# DOCUMENT SEGMENT

++++++

Operating System - OpenVMS
1839157 Members
3451 Online
110136 Solutions
New Discussion

Re: Issues with Oracle and VMS Host Based Volume Shadowing?

 
SOLVED
Go to solution
Dave Gudewicz
Valued Contributor

Issues with Oracle and VMS Host Based Volume Shadowing?

An Oracle DBA has said that Oracle and VMS Host Base Volume Shadowing has problems/issues.

I've not heard of this before, but thought I'd ask this group in case I missed something along the way.

Let's assume current versions for starters.

Dave...
34 REPLIES 34
Ian Miller.
Honored Contributor

Re: Issues with Oracle and VMS Host Based Volume Shadowing?

Can this person be more specific? Sounds like a misplaced rumor to me. HBVS works just fine for me.
____________________
Purely Personal Opinion
Dave Gudewicz
Valued Contributor

Re: Issues with Oracle and VMS Host Based Volume Shadowing?

>Can this person be more specific?

I asked the question as it was given to me, so therefore its as specific as can be.

Dave...
Kris Clippeleyr
Honored Contributor

Re: Issues with Oracle and VMS Host Based Volume Shadowing?

Dave,

Never had problems with HBVS combined with Oracle Rdb, or Oracle Oracle.
So, is this one of those rumors to blacken VMS?
Greetz,
Kris (aka Qkcl)
I'm gonna hit the highway like a battering ram on a silver-black phantom bike...
Dave Gudewicz
Valued Contributor

Re: Issues with Oracle and VMS Host Based Volume Shadowing?

Kris,

I don't think this is a blacken VMS issue.

Not sure about the source of the question; an article somewhere? someone's experience? rumor? donno.

I'll ask the DBA.

Dave...
Dave Gudewicz
Valued Contributor

Re: Issues with Oracle and VMS Host Based Volume Shadowing?

More info on this question. Excerpts from an email message sent to the DBA.

*******************

Will Oracle support work to resolve data corruption issues with non-supported configurations?

Our policy is we will help them with anything that happens on a supported platform or can be simulated on a supported platform.

So how does that tie into volume shadowing?

In case a data block is corrupted and its due to volume shadowing we will try to simulate that on a setup without volume shadowing if it works will not support it if it doesn't then we will.

******************

The last sentence above seems to be misworded. I take it to mean, if it (VS) works, then we'll support it, if not then we won't.

Now my comments:

Is a VMS system with HBVS considered a non-supported configuration by Oracle?

Is VMS HBVS **officially** supported by Oracle? If no, please cite the reference.


Dave...
Dale A. Marcy
Trusted Contributor

Re: Issues with Oracle and VMS Host Based Volume Shadowing?

Dave posted:

"In case a data block is corrupted and its due to volume shadowing we will try to simulate that on a setup without volume shadowing if it works will not support it if it doesn't then we will.

******************

The last sentence above seems to be misworded. I take it to mean, if it (VS) works, then we'll support it, if not then we won't."

++++++

# RECORD EXTRACTS

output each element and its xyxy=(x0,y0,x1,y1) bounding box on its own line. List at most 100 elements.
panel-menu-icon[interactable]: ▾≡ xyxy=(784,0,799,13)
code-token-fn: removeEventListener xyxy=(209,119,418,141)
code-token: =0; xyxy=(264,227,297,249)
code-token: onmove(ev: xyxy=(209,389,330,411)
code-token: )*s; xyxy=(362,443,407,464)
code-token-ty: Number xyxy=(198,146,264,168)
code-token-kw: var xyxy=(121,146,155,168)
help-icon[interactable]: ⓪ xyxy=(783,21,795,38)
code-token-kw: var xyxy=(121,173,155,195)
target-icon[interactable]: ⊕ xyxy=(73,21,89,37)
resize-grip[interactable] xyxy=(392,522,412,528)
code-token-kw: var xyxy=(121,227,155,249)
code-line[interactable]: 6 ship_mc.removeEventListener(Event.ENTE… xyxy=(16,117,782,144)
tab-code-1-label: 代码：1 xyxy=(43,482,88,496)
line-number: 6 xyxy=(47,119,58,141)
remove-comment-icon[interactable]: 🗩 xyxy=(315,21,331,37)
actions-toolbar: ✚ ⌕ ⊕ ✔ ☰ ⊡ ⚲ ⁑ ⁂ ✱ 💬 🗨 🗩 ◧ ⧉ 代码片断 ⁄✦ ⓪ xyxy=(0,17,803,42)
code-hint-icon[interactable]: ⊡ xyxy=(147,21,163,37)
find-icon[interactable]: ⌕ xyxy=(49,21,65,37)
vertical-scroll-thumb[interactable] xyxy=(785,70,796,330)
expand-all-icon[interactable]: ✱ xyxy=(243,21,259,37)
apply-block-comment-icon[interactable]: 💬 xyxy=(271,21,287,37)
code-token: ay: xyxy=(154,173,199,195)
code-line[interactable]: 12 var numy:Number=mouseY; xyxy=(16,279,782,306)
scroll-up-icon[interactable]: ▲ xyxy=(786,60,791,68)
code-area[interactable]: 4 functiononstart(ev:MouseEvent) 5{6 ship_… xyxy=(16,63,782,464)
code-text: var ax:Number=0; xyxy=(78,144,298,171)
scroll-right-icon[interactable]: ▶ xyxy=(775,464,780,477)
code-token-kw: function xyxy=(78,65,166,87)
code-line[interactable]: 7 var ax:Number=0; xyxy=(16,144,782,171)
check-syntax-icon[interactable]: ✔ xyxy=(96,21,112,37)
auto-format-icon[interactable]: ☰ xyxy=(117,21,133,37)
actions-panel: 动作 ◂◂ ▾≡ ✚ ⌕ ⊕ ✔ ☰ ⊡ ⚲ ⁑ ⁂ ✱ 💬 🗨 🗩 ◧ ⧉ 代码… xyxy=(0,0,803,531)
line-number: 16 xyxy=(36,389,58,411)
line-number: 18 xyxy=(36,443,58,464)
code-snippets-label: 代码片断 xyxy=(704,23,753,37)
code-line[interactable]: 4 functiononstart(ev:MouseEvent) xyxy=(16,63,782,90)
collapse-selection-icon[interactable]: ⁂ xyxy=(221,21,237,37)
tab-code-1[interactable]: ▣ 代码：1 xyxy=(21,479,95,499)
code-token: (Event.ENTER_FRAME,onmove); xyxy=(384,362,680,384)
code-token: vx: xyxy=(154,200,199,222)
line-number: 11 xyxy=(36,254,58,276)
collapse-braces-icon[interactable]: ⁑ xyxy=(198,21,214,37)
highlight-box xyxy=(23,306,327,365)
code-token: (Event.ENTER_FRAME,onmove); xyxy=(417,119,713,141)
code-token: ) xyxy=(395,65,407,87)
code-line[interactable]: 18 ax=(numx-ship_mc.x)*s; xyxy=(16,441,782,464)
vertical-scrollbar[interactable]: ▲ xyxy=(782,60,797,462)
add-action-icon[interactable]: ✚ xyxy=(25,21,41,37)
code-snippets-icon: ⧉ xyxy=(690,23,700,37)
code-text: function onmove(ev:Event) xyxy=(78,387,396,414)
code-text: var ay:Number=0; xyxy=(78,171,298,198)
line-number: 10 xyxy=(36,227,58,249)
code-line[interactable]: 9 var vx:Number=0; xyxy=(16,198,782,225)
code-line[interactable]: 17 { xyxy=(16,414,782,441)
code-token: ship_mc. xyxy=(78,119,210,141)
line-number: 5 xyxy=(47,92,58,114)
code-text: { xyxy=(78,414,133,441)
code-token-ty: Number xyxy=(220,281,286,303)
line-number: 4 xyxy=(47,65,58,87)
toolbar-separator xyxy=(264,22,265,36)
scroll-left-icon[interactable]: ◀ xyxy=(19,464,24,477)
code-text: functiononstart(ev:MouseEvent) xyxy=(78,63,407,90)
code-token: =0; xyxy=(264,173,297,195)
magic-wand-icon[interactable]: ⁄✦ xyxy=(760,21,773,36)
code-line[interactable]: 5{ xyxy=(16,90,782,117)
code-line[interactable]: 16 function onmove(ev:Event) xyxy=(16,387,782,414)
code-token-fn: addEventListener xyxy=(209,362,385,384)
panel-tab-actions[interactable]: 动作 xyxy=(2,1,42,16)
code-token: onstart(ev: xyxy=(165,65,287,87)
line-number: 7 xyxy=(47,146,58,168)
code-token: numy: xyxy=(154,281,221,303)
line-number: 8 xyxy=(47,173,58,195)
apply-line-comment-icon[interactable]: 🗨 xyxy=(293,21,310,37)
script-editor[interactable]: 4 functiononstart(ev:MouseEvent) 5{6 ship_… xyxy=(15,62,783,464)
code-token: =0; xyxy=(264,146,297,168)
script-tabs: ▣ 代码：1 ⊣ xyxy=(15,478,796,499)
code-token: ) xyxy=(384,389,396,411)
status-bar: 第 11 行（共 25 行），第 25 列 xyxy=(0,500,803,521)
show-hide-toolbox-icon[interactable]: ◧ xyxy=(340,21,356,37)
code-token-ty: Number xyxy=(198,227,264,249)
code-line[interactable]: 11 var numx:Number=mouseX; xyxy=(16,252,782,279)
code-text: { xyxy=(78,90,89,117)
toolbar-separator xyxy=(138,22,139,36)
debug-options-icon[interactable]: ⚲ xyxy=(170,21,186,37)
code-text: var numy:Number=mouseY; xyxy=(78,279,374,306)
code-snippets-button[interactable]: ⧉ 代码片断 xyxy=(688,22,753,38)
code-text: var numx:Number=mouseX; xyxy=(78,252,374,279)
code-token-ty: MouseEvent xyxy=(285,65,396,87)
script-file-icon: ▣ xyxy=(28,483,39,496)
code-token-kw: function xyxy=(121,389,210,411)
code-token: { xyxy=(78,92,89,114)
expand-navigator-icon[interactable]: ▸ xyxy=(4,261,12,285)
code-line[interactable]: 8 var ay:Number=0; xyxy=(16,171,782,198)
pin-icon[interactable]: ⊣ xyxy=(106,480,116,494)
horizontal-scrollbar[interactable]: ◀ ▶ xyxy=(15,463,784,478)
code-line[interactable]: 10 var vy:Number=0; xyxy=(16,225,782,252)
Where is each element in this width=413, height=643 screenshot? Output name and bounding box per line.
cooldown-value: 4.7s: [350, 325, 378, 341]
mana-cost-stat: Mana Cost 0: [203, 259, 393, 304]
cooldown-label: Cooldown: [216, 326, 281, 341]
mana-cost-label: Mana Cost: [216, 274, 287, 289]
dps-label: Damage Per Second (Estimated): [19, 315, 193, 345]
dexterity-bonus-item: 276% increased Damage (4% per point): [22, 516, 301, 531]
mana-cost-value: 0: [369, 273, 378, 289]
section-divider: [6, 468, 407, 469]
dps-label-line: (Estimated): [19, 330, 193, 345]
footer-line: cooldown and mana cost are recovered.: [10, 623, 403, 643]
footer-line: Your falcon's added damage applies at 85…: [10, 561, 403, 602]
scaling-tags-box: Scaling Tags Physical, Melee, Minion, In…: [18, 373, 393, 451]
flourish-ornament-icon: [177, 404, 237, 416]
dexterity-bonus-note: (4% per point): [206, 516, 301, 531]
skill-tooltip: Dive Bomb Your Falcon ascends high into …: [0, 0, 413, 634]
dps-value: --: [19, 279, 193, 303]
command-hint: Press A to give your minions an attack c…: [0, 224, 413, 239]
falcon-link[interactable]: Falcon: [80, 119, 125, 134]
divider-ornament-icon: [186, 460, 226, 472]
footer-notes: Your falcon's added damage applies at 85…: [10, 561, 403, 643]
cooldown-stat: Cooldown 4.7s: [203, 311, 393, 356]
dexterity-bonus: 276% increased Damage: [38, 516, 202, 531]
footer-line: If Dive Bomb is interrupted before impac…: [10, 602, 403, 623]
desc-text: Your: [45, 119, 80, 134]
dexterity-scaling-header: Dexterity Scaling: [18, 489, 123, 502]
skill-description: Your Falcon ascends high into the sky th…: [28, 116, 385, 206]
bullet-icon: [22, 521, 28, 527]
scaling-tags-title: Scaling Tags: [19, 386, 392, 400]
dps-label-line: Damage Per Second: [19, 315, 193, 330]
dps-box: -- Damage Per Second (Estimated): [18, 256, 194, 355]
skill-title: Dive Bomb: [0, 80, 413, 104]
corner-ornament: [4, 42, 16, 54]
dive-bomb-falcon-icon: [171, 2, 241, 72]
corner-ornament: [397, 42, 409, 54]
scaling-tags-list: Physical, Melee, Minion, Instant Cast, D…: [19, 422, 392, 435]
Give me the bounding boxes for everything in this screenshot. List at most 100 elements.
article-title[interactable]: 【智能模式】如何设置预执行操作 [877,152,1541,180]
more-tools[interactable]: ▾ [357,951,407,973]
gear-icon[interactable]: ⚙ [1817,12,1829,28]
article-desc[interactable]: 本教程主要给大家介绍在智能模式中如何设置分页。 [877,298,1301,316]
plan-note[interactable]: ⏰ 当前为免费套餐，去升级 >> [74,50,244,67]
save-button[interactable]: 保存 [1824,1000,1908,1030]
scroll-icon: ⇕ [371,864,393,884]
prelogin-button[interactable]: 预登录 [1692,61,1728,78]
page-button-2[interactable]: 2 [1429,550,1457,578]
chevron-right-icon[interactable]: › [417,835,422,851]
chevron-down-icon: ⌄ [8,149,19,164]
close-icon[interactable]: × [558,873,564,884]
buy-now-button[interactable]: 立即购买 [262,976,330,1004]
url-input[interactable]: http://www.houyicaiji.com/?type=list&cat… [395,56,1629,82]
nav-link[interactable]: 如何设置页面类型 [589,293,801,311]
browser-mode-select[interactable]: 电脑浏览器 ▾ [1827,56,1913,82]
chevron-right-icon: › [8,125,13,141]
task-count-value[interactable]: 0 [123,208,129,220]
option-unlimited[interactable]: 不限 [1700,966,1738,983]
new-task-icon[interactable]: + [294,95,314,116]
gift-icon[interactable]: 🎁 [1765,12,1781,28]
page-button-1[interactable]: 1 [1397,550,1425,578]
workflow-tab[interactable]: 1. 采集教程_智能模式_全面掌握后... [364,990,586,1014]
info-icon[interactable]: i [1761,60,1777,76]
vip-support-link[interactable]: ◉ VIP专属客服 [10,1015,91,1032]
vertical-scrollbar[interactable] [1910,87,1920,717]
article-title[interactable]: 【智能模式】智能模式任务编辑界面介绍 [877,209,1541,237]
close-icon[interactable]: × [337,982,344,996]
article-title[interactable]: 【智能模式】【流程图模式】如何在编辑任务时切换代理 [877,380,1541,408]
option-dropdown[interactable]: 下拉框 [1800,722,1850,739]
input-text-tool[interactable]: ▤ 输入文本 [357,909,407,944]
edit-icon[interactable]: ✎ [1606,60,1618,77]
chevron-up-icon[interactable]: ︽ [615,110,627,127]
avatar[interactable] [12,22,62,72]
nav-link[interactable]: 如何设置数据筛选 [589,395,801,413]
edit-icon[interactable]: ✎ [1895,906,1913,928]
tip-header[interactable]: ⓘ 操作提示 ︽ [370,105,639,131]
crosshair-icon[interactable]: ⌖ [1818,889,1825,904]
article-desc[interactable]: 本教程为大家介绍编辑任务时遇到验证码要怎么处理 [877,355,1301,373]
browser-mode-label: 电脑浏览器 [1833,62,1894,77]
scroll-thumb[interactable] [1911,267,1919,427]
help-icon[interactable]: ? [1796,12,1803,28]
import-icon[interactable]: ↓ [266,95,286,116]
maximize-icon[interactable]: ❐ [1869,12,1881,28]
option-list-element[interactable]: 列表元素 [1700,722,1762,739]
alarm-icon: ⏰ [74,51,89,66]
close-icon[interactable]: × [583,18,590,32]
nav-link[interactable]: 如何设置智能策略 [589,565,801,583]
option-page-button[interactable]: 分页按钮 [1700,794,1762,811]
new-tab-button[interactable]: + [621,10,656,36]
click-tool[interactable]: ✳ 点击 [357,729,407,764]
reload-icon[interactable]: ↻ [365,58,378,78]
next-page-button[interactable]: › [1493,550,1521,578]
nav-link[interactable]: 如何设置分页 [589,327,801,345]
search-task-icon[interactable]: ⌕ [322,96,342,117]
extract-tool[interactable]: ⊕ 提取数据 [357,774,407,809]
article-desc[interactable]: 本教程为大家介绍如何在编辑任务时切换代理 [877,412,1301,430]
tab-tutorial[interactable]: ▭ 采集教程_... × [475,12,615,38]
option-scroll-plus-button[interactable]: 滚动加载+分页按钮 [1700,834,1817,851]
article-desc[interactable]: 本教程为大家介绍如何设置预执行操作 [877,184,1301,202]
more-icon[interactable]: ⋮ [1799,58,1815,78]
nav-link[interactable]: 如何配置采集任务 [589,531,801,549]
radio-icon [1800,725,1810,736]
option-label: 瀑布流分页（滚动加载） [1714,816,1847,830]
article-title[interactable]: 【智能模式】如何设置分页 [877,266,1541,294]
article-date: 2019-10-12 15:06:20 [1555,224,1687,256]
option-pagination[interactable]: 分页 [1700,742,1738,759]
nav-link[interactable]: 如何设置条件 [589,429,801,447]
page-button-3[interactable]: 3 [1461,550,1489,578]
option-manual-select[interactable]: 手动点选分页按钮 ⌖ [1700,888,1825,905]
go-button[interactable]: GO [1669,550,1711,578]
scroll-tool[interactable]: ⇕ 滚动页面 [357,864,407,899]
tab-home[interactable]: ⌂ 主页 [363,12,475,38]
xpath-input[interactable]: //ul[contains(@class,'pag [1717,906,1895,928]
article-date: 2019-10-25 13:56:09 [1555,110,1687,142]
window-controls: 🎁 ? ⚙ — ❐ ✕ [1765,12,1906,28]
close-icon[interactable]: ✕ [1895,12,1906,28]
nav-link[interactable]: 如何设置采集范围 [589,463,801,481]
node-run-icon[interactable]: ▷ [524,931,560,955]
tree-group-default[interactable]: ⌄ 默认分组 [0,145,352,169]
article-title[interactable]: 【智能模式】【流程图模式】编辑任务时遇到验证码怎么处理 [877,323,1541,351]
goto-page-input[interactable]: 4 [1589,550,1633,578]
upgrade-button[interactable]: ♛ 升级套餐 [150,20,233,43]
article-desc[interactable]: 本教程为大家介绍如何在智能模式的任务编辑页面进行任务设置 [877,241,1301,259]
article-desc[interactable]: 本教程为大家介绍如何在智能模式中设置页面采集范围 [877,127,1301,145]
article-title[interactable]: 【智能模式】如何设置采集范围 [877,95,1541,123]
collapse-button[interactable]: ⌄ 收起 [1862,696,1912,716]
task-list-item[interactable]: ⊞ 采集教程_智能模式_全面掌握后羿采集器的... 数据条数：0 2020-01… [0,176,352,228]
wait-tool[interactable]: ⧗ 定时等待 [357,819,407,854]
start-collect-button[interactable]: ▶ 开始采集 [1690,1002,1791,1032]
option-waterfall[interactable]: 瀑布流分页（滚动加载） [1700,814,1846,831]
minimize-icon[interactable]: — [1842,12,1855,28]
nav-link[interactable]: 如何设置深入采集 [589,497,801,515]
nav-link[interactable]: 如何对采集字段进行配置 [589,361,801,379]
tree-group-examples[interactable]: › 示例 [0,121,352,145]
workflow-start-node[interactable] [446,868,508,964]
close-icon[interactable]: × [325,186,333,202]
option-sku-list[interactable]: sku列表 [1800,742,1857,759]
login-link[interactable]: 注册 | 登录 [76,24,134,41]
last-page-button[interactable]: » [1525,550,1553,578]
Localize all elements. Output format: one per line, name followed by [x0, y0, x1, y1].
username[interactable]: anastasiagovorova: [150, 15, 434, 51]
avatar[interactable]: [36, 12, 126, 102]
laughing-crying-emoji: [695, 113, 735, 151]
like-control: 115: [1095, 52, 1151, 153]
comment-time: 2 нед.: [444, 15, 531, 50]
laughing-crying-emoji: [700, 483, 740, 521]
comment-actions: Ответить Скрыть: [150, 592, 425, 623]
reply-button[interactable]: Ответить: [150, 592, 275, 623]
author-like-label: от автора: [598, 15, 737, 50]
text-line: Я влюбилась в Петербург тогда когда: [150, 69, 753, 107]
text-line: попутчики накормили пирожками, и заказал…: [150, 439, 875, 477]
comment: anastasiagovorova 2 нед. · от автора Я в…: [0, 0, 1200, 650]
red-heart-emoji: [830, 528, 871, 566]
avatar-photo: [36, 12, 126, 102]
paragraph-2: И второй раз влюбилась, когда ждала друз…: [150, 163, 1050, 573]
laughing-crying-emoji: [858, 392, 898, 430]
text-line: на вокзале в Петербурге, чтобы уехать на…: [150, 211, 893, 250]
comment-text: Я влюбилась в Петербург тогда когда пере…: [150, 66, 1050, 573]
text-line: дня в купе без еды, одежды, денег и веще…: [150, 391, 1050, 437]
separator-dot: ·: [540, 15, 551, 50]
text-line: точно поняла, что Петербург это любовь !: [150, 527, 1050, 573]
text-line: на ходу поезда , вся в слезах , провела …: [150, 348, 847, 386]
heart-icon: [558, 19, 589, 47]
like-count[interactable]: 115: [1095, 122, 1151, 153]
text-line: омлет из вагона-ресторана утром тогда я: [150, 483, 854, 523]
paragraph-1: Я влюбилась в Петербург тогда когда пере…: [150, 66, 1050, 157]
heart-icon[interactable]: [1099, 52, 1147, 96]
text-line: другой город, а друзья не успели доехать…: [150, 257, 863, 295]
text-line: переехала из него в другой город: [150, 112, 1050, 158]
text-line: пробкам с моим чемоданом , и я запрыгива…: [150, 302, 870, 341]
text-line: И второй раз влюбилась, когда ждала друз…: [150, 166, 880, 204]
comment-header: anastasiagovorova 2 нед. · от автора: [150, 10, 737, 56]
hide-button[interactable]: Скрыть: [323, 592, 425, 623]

++++++

# TASKS
1 - In the OpenVMS forum thread, what does the quoted Oracle policy say Oracle will help customers with?
2 - Print, word for word, the part of the OpenVMS forum thread that opens with the words containing "So how does" and closes with "configuration by Oracle?".

# THE RESULTS
1 - Anything that happens on a supported platform or can be simulated on a supported platform.

2 -
So how does that tie into volume shadowing?

In case a data block is corrupted and its due to volume shadowing we will try to simulate that on a setup without volume shadowing if it works will not support it if it doesn't then we will.

******************

The last sentence above seems to be misworded. I take it to mean, if it (VS) works, then we'll support it, if not then we won't.

Now my comments:

Is a VMS system with HBVS considered a non-supported configuration by Oracle?